(Collected data entries)
========
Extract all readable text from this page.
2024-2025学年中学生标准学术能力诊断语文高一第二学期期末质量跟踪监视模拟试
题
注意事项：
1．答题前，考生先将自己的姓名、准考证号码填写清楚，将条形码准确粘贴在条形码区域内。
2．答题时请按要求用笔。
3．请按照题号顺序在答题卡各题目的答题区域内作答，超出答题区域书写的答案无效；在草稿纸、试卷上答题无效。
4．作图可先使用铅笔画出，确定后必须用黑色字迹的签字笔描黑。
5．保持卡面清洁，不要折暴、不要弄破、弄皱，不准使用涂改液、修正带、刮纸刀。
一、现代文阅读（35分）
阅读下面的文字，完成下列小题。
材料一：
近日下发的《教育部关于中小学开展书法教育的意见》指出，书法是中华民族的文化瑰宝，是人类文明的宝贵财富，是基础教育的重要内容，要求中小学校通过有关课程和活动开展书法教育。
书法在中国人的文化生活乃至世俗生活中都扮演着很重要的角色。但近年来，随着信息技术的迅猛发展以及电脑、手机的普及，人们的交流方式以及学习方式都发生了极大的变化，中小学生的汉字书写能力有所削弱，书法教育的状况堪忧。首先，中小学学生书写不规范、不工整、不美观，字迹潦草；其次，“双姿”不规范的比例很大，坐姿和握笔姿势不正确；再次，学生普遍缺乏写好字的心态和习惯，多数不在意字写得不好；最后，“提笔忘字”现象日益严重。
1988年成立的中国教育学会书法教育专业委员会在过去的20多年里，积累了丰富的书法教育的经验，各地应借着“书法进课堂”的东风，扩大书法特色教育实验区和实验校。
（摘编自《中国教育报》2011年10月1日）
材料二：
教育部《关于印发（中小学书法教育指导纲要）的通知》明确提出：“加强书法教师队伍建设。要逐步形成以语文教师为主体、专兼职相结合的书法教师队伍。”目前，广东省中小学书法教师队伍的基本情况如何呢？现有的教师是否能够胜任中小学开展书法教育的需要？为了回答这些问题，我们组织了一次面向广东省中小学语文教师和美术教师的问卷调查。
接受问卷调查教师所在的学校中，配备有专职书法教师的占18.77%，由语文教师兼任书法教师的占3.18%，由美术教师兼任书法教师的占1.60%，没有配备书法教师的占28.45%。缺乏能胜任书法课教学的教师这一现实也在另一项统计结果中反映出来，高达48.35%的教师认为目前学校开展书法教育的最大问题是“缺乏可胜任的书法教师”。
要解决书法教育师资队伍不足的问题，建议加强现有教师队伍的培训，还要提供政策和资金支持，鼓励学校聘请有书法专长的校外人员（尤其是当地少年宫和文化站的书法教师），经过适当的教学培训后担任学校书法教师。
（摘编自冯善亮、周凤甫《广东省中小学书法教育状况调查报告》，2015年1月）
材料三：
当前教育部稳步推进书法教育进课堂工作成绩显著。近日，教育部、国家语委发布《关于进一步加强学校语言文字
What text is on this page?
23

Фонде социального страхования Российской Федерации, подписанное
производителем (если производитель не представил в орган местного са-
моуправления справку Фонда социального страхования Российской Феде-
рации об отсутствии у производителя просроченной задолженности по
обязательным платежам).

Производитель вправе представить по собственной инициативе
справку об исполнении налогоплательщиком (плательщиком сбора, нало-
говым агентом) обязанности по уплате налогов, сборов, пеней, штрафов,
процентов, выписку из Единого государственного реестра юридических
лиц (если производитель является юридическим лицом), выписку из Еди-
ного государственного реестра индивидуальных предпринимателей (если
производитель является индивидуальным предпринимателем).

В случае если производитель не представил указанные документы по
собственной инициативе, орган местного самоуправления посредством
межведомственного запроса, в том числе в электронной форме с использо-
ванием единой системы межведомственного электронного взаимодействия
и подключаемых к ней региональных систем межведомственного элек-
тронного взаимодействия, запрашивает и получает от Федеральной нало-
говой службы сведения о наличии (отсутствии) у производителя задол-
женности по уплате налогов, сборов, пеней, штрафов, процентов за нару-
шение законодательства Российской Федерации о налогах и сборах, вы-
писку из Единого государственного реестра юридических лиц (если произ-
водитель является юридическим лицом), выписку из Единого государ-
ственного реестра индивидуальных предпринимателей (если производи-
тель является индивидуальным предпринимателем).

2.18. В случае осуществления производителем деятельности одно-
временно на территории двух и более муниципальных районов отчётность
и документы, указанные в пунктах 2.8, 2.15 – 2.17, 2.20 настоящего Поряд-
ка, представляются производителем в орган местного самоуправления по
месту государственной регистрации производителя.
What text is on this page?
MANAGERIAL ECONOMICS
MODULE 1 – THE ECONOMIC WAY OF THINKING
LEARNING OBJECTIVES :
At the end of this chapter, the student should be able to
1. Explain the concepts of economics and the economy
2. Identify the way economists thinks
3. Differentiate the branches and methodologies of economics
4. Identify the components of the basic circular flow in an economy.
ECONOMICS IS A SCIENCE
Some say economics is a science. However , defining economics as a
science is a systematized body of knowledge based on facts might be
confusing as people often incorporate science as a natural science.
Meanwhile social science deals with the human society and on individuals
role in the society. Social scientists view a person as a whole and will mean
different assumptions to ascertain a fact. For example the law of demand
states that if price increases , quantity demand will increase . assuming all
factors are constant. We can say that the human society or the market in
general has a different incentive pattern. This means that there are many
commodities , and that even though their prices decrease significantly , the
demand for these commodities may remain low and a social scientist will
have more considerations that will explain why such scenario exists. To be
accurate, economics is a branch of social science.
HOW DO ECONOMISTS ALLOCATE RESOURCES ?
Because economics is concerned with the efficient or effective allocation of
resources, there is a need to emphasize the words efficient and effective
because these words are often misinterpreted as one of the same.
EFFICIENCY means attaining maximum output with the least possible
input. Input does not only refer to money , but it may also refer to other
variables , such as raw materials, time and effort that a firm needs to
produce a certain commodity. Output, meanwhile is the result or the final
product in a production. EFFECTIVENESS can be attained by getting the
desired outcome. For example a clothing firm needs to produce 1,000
========
Copy out the material above in its entirety. Every detail must match.

Extract all readable text from this page.
2024-2025学年中学生标准学术能力诊断语文高一第二学期期末质量跟踪监视模拟试
题
注意事项：
1．答题前，考生先将自己的姓名、准考证号码填写清楚，将条形码准确粘贴在条形码区域内。
2．答题时请按要求用笔。
3．请按照题号顺序在答题卡各题目的答题区域内作答，超出答题区域书写的答案无效；在草稿纸、试卷上答题无效。
4．作图可先使用铅笔画出，确定后必须用黑色字迹的签字笔描黑。
5．保持卡面清洁，不要折暴、不要弄破、弄皱，不准使用涂改液、修正带、刮纸刀。
一、现代文阅读（35分）
阅读下面的文字，完成下列小题。
材料一：
近日下发的《教育部关于中小学开展书法教育的意见》指出，书法是中华民族的文化瑰宝，是人类文明的宝贵财富，是基础教育的重要内容，要求中小学校通过有关课程和活动开展书法教育。
书法在中国人的文化生活乃至世俗生活中都扮演着很重要的角色。但近年来，随着信息技术的迅猛发展以及电脑、手机的普及，人们的交流方式以及学习方式都发生了极大的变化，中小学生的汉字书写能力有所削弱，书法教育的状况堪忧。首先，中小学学生书写不规范、不工整、不美观，字迹潦草；其次，“双姿”不规范的比例很大，坐姿和握笔姿势不正确；再次，学生普遍缺乏写好字的心态和习惯，多数不在意字写得不好；最后，“提笔忘字”现象日益严重。
1988年成立的中国教育学会书法教育专业委员会在过去的20多年里，积累了丰富的书法教育的经验，各地应借着“书法进课堂”的东风，扩大书法特色教育实验区和实验校。
（摘编自《中国教育报》2011年10月1日）
材料二：
教育部《关于印发（中小学书法教育指导纲要）的通知》明确提出：“加强书法教师队伍建设。要逐步形成以语文教师为主体、专兼职相结合的书法教师队伍。”目前，广东省中小学书法教师队伍的基本情况如何呢？现有的教师是否能够胜任中小学开展书法教育的需要？为了回答这些问题，我们组织了一次面向广东省中小学语文教师和美术教师的问卷调查。
接受问卷调查教师所在的学校中，配备有专职书法教师的占18.77%，由语文教师兼任书法教师的占3.18%，由美术教师兼任书法教师的占1.60%，没有配备书法教师的占28.45%。缺乏能胜任书法课教学的教师这一现实也在另一项统计结果中反映出来，高达48.35%的教师认为目前学校开展书法教育的最大问题是“缺乏可胜任的书法教师”。
要解决书法教育师资队伍不足的问题，建议加强现有教师队伍的培训，还要提供政策和资金支持，鼓励学校聘请有书法专长的校外人员（尤其是当地少年宫和文化站的书法教师），经过适当的教学培训后担任学校书法教师。
（摘编自冯善亮、周凤甫《广东省中小学书法教育状况调查报告》，2015年1月）
材料三：
当前教育部稳步推进书法教育进课堂工作成绩显著。近日，教育部、国家语委发布《关于进一步加强学校语言文字
What text is on this page?
23

Фонде социального страхования Российской Федерации, подписанное
производителем (если производитель не представил в орган местного са-
моуправления справку Фонда социального страхования Российской Феде-
рации об отсутствии у производителя просроченной задолженности по
обязательным платежам).

Производитель вправе представить по собственной инициативе
справку об исполнении налогоплательщиком (плательщиком сбора, нало-
говым агентом) обязанности по уплате налогов, сборов, пеней, штрафов,
процентов, выписку из Единого государственного реестра юридических
лиц (если производитель является юридическим лицом), выписку из Еди-
ного государственного реестра индивидуальных предпринимателей (если
производитель является индивидуальным предпринимателем).

В случае если производитель не представил указанные документы по
собственной инициативе, орган местного самоуправления посредством
межведомственного запроса, в том числе в электронной форме с использо-
ванием единой системы межведомственного электронного взаимодействия
и подключаемых к ней региональных систем межведомственного элек-
тронного взаимодействия, запрашивает и получает от Федеральной нало-
говой службы сведения о наличии (отсутствии) у производителя задол-
женности по уплате налогов, сборов, пеней, штрафов, процентов за нару-
шение законодательства Российской Федерации о налогах и сборах, вы-
писку из Единого государственного реестра юридических лиц (если произ-
водитель является юридическим лицом), выписку из Единого государ-
ственного реестра индивидуальных предпринимателей (если производи-
тель является индивидуальным предпринимателем).

2.18. В случае осуществления производителем деятельности одно-
временно на территории двух и более муниципальных районов отчётность
и документы, указанные в пунктах 2.8, 2.15 – 2.17, 2.20 настоящего Поряд-
ка, представляются производителем в орган местного самоуправления по
месту государственной регистрации производителя.
What text is on this page?
MANAGERIAL ECONOMICS
MODULE 1 – THE ECONOMIC WAY OF THINKING
LEARNING OBJECTIVES :
At the end of this chapter, the student should be able to
1. Explain the concepts of economics and the economy
2. Identify the way economists thinks
3. Differentiate the branches and methodologies of economics
4. Identify the components of the basic circular flow in an economy.
ECONOMICS IS A SCIENCE
Some say economics is a science. However , defining economics as a
science is a systematized body of knowledge based on facts might be
confusing as people often incorporate science as a natural science.
Meanwhile social science deals with the human society and on individuals
role in the society. Social scientists view a person as a whole and will mean
different assumptions to ascertain a fact. For example the law of demand
states that if price increases , quantity demand will increase . assuming all
factors are constant. We can say that the human society or the market in
general has a different incentive pattern. This means that there are many
commodities , and that even though their prices decrease significantly , the
demand for these commodities may remain low and a social scientist will
have more considerations that will explain why such scenario exists. To be
accurate, economics is a branch of social science.
HOW DO ECONOMISTS ALLOCATE RESOURCES ?
Because economics is concerned with the efficient or effective allocation of
resources, there is a need to emphasize the words efficient and effective
because these words are often misinterpreted as one of the same.
EFFICIENCY means attaining maximum output with the least possible
input. Input does not only refer to money , but it may also refer to other
variables , such as raw materials, time and effort that a firm needs to
produce a certain commodity. Output, meanwhile is the result or the final
product in a production. EFFECTIVENESS can be attained by getting the
desired outcome. For example a clothing firm needs to produce 1,000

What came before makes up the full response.